INSTRUCTIONS FOR THE TASK: Below are records; count the lines that contain "signal" and give only the total.
-- BEGIN DATA --
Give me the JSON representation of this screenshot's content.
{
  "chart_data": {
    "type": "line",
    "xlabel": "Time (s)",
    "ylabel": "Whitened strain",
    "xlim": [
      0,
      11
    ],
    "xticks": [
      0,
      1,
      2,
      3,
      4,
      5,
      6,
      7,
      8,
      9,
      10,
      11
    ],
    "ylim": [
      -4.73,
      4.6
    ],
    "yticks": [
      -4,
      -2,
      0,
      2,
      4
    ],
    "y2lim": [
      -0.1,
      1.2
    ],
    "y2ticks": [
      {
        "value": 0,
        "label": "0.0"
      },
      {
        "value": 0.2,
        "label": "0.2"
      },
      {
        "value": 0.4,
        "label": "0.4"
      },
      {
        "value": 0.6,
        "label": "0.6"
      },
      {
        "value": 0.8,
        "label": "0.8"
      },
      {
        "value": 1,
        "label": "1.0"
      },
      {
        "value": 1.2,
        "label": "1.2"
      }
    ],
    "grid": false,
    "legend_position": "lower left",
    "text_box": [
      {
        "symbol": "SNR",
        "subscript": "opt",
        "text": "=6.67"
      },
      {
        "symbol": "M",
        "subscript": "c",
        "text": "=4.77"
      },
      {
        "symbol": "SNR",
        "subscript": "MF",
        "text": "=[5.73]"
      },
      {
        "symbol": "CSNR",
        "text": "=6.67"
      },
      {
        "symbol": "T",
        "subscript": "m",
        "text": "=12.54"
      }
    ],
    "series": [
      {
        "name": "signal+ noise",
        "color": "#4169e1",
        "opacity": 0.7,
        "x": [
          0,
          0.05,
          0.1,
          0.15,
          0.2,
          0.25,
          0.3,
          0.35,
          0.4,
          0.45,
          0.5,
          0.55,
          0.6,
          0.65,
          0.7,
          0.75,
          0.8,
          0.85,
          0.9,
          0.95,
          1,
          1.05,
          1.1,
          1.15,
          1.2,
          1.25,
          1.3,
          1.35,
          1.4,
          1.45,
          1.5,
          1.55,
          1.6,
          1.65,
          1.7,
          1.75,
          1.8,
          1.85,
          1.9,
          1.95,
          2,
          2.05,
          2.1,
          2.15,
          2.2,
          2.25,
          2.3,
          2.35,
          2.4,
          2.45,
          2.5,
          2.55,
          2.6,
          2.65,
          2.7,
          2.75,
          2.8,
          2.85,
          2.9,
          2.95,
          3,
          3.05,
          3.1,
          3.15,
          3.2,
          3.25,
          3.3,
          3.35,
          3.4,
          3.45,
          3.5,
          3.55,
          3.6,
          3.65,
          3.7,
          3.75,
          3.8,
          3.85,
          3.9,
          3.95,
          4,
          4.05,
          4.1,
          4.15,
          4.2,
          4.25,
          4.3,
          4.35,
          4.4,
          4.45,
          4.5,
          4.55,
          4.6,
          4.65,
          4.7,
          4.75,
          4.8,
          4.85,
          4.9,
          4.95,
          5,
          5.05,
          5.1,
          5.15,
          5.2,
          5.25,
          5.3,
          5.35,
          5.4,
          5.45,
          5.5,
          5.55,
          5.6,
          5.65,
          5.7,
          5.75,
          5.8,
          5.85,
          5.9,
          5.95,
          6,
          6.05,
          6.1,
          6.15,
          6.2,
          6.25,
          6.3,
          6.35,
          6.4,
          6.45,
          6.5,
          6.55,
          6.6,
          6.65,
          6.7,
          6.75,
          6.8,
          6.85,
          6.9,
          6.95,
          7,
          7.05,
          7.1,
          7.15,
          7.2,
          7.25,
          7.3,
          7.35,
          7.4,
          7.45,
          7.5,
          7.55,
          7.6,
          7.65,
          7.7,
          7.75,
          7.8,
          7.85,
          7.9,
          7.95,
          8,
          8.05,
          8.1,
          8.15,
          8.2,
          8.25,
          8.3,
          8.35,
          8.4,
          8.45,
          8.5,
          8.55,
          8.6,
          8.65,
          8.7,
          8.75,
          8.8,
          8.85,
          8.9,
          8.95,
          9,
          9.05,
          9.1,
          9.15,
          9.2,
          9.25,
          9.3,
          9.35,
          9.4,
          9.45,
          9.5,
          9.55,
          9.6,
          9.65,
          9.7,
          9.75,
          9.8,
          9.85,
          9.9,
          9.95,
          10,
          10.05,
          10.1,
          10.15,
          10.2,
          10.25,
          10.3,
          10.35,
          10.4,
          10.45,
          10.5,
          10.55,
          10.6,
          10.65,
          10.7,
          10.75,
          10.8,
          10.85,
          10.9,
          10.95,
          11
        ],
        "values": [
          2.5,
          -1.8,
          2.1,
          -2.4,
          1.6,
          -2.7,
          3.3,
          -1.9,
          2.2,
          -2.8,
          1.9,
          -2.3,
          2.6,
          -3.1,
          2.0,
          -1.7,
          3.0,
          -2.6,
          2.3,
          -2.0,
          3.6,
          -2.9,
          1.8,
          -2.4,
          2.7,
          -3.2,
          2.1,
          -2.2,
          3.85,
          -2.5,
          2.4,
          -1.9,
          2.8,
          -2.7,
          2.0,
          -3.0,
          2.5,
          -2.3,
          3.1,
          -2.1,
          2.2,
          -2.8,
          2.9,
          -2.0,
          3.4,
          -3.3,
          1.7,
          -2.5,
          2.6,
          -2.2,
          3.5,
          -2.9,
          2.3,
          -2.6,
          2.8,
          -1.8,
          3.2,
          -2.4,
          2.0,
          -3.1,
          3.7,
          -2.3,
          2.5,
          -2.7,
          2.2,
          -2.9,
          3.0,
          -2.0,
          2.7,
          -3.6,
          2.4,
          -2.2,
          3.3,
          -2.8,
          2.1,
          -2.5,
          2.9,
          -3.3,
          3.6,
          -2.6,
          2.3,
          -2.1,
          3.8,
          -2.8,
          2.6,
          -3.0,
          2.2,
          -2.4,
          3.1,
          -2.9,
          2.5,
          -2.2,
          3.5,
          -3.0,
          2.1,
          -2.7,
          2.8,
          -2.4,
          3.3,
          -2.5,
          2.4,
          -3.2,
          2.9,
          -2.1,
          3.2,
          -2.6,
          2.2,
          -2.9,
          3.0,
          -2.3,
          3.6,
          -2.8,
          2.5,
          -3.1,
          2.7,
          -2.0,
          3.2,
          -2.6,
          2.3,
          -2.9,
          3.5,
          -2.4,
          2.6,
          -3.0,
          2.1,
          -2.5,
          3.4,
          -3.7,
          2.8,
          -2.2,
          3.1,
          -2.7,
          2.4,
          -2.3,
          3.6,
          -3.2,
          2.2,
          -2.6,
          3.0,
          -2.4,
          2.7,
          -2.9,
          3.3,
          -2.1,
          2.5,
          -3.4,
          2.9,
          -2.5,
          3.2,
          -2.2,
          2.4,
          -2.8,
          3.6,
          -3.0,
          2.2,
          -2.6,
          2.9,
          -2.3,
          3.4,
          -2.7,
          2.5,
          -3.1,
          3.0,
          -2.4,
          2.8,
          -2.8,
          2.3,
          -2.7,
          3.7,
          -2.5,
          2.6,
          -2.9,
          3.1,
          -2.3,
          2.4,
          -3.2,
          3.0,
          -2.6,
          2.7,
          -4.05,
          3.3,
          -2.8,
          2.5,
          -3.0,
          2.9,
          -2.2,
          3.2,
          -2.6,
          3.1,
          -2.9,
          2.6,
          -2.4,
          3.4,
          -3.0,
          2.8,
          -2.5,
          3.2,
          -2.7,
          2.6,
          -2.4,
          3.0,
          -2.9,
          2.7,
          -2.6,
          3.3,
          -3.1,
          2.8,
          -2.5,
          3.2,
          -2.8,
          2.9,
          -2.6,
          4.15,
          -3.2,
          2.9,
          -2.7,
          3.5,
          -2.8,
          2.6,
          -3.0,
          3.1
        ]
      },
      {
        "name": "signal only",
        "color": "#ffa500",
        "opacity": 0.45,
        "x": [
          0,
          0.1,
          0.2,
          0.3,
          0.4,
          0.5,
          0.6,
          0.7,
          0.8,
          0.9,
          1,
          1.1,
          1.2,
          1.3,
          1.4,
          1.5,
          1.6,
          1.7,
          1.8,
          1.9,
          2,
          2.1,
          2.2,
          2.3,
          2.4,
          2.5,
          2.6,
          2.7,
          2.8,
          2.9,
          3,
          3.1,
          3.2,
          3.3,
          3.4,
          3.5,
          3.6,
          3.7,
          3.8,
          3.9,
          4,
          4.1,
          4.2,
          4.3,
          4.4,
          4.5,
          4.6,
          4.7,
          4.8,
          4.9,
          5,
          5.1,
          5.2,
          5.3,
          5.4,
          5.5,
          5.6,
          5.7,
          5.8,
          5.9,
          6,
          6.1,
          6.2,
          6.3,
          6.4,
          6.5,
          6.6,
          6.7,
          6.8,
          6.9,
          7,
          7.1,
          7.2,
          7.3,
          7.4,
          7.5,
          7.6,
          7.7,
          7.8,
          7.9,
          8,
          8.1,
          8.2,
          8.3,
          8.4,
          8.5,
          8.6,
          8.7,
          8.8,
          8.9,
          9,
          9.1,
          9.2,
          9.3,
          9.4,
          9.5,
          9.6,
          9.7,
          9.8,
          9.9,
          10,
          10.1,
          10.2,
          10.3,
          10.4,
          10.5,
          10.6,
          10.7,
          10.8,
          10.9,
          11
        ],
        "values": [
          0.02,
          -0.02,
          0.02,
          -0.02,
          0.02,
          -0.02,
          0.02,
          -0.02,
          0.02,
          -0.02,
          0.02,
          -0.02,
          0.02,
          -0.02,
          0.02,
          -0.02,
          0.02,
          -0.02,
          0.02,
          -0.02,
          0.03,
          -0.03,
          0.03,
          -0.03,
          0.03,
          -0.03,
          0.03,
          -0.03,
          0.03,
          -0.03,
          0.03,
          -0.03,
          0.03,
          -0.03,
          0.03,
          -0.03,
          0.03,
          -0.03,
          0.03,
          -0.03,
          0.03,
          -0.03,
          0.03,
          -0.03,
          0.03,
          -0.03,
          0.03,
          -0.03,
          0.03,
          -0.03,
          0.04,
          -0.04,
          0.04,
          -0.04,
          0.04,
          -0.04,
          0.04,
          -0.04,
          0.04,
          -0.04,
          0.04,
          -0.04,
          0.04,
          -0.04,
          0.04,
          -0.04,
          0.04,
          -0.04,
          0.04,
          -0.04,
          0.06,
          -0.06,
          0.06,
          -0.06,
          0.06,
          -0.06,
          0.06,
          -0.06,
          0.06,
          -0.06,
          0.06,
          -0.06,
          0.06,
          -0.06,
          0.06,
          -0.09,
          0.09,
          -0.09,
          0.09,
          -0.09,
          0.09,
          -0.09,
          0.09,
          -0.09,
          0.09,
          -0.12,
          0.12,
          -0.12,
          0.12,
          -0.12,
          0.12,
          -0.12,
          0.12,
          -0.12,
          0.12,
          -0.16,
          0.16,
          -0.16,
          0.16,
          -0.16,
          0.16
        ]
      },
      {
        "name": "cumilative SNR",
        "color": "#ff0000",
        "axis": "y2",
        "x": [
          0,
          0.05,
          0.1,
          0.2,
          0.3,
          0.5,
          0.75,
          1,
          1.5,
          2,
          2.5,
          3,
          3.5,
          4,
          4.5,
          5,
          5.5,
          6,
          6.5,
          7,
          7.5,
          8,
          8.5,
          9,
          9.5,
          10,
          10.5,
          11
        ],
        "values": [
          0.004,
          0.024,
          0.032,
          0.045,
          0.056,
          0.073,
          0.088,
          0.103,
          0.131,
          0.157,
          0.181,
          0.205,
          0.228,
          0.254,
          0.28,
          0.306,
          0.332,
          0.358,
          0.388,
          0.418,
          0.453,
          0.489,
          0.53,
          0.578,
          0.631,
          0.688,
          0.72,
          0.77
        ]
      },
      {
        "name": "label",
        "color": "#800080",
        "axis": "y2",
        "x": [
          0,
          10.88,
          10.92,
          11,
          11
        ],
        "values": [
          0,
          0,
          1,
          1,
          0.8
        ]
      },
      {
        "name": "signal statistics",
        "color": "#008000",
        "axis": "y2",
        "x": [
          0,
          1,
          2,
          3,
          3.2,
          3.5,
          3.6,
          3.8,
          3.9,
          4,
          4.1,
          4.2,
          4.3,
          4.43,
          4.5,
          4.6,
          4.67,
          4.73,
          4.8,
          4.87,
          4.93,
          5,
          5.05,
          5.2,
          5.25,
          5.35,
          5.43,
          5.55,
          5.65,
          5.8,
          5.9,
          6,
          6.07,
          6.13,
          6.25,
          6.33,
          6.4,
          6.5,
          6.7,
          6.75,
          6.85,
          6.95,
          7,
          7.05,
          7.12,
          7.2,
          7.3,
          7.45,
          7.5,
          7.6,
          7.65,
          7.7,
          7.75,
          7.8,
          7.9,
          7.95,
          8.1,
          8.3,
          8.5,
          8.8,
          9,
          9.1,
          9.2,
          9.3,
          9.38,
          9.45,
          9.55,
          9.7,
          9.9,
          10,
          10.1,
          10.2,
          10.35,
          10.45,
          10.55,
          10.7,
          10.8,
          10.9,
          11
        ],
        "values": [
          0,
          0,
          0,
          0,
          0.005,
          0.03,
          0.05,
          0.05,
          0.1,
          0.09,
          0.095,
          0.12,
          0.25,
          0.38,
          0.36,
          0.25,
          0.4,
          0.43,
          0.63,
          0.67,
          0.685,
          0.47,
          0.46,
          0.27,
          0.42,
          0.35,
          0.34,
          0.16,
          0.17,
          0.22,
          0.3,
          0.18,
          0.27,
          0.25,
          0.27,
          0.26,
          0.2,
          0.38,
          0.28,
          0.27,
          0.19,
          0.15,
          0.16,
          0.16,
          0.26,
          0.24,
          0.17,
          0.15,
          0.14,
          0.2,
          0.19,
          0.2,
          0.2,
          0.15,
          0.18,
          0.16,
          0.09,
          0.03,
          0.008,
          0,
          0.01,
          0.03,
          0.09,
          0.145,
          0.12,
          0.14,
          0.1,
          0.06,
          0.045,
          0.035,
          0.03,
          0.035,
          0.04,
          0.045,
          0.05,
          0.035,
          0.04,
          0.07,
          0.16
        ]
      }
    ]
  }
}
-- END DATA --
TASK OUTPUT: 3